Description of the task:
Which lines of the records contain "Show"? Collect every one of them.

Exercise material:
►

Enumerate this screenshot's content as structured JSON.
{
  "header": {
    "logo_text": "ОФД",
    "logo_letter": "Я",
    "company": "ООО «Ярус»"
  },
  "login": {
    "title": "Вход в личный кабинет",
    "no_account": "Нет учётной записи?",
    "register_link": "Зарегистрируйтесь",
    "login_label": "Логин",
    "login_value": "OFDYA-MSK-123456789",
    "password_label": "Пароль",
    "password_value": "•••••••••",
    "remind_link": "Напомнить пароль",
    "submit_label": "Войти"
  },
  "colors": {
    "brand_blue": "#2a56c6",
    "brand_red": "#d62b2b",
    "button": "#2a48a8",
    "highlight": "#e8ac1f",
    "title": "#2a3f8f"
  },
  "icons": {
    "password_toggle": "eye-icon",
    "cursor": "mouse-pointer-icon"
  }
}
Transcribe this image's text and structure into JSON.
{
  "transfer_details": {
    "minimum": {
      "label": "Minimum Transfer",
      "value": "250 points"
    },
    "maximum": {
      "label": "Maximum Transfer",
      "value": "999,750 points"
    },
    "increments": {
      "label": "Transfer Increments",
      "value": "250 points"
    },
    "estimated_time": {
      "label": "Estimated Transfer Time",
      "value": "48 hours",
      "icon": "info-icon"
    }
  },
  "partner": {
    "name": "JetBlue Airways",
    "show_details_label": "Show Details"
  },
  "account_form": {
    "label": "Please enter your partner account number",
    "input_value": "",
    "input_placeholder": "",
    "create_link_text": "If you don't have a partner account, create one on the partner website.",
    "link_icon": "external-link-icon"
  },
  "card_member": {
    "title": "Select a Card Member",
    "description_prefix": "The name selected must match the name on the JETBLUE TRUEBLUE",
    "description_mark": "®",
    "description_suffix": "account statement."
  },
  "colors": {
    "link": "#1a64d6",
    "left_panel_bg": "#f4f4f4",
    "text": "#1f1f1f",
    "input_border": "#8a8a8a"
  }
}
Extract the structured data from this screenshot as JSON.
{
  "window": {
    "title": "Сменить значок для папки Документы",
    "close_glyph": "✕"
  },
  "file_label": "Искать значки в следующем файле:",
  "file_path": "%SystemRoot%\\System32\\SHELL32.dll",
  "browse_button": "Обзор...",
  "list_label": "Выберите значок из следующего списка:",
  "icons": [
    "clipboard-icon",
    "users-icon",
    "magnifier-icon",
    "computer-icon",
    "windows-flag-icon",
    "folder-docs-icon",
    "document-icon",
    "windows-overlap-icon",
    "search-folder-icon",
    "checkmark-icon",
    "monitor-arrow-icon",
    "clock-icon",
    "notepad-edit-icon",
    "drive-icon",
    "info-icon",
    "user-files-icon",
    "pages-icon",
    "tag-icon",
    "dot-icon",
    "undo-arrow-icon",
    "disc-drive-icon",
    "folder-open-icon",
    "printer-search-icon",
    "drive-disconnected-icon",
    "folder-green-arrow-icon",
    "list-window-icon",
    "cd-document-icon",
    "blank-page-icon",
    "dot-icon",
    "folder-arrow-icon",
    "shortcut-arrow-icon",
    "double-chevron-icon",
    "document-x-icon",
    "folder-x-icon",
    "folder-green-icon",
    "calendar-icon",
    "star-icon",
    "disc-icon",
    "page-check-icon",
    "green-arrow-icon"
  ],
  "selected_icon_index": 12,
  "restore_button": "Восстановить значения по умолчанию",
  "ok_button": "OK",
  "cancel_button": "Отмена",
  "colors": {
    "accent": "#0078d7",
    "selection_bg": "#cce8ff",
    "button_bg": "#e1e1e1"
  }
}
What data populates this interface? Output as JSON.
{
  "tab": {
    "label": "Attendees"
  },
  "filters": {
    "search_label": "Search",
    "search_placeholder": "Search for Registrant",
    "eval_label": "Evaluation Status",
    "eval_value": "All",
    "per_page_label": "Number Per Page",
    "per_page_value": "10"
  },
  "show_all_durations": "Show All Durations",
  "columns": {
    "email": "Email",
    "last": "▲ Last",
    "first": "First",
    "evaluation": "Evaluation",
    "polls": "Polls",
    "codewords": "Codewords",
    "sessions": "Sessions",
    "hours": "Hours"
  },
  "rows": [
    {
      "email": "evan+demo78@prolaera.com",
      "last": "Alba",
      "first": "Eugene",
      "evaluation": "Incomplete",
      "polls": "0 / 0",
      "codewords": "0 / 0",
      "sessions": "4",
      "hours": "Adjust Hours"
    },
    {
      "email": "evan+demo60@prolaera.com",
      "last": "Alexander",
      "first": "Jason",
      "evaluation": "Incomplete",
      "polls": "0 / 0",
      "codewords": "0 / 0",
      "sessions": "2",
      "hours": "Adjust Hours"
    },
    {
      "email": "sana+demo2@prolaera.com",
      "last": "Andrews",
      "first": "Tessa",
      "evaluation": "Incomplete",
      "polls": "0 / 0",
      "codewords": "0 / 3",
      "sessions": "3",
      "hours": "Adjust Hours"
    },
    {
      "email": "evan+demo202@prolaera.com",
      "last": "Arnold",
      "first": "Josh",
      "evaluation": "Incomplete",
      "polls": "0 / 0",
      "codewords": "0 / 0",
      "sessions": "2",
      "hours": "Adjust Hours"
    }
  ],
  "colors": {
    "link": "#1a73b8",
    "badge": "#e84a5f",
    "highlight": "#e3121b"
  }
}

◄

Response:
    "show_details_label": "Show Details"
  "show_all_durations": "Show All Durations",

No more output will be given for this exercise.